**WRITTEN INSTRUCTION**
Return exactly the lines of the data below, from the one that contains "Convert this chart" through the final line, and leave out every picture.

========

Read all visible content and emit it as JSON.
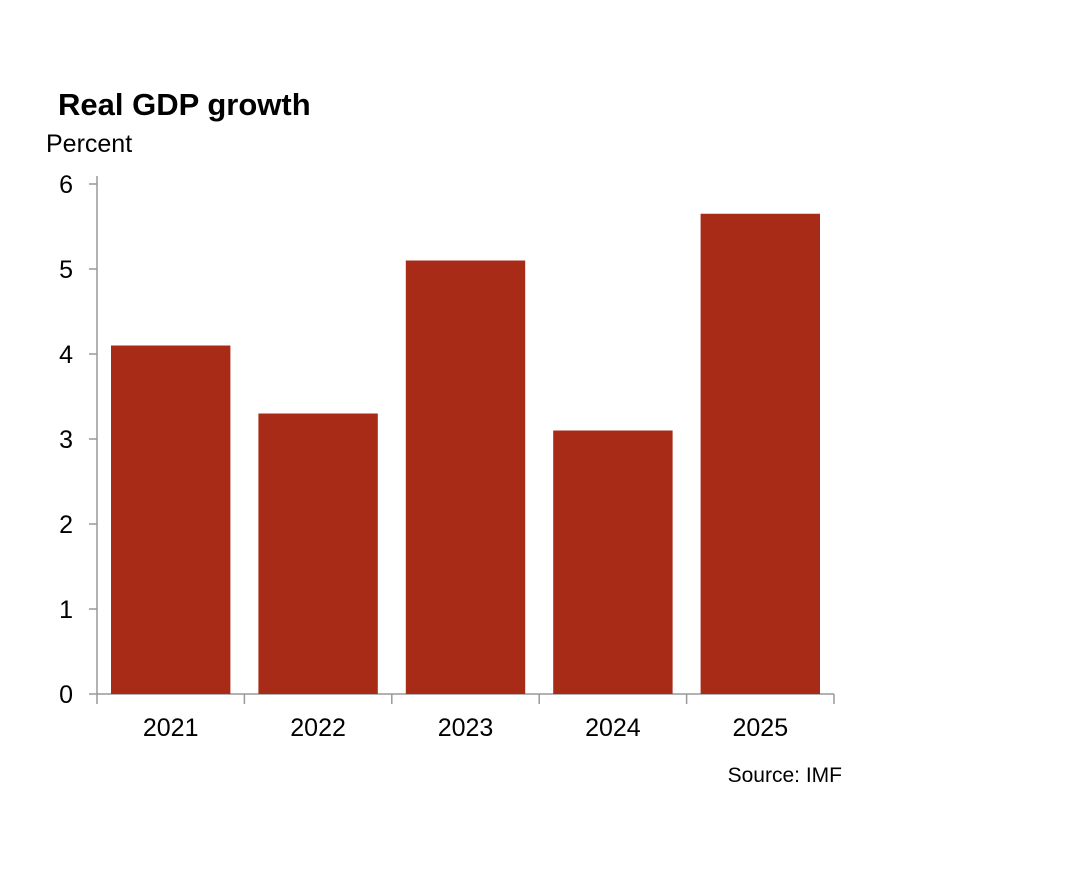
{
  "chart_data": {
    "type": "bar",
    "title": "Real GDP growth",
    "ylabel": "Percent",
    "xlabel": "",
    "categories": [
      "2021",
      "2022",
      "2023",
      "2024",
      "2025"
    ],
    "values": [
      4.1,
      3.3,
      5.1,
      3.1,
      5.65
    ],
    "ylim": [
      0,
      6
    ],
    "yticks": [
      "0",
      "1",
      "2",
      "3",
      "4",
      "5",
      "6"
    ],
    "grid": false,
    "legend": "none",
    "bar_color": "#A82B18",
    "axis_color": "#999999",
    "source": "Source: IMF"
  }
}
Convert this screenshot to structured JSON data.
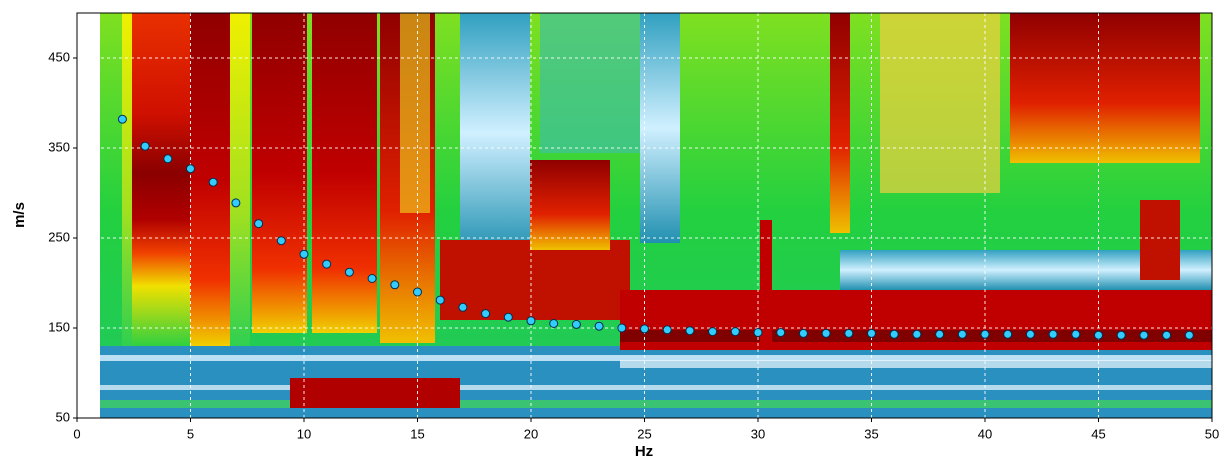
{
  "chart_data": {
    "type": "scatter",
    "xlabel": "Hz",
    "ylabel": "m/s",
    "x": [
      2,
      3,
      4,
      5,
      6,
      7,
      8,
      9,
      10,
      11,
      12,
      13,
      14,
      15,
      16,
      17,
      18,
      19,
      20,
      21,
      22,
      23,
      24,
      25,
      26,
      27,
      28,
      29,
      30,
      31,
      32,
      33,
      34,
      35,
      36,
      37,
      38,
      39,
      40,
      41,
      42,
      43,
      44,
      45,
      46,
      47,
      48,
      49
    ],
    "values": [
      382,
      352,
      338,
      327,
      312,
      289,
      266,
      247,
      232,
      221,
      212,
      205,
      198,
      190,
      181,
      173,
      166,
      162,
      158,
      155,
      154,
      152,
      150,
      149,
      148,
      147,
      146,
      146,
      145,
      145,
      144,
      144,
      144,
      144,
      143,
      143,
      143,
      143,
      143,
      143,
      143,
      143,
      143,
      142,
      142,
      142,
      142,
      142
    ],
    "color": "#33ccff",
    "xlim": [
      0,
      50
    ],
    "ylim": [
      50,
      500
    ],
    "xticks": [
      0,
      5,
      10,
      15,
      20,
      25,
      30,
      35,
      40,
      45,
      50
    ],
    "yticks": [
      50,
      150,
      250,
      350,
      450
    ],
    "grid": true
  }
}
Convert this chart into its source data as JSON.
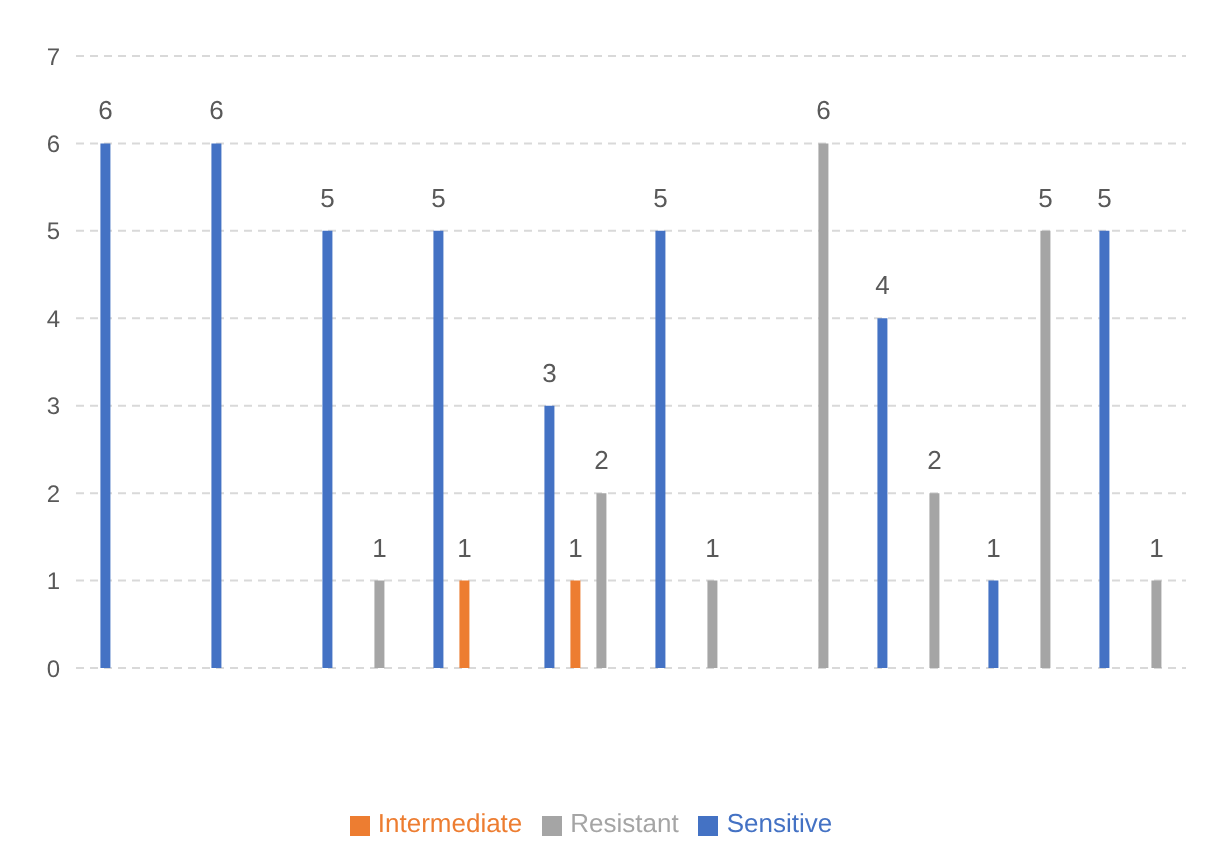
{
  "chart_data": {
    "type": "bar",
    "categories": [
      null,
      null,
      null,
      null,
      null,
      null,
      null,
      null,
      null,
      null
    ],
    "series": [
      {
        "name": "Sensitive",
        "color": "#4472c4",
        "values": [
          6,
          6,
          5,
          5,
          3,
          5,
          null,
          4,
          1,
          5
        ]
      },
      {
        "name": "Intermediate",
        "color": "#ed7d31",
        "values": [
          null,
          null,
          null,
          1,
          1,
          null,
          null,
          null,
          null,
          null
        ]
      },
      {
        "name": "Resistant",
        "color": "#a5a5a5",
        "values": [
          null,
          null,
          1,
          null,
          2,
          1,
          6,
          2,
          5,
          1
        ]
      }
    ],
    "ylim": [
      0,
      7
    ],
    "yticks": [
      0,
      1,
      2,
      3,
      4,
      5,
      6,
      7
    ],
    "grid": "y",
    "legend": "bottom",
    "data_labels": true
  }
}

========

**EXERCISE OUTPUT**
Convert this chart into its source data as JSON.
{
  "chart_data": {
    "type": "bar",
    "categories": [
      null,
      null,
      null,
      null,
      null,
      null,
      null,
      null,
      null,
      null
    ],
    "series": [
      {
        "name": "Sensitive",
        "color": "#4472c4",
        "values": [
          6,
          6,
          5,
          5,
          3,
          5,
          null,
          4,
          1,
          5
        ]
      },
      {
        "name": "Intermediate",
        "color": "#ed7d31",
        "values": [
          null,
          null,
          null,
          1,
          1,
          null,
          null,
          null,
          null,
          null
        ]
      },
      {
        "name": "Resistant",
        "color": "#a5a5a5",
        "values": [
          null,
          null,
          1,
          null,
          2,
          1,
          6,
          2,
          5,
          1
        ]
      }
    ],
    "ylim": [
      0,
      7
    ],
    "yticks": [
      0,
      1,
      2,
      3,
      4,
      5,
      6,
      7
    ],
    "grid": "y",
    "legend": "bottom",
    "data_labels": true
  }
}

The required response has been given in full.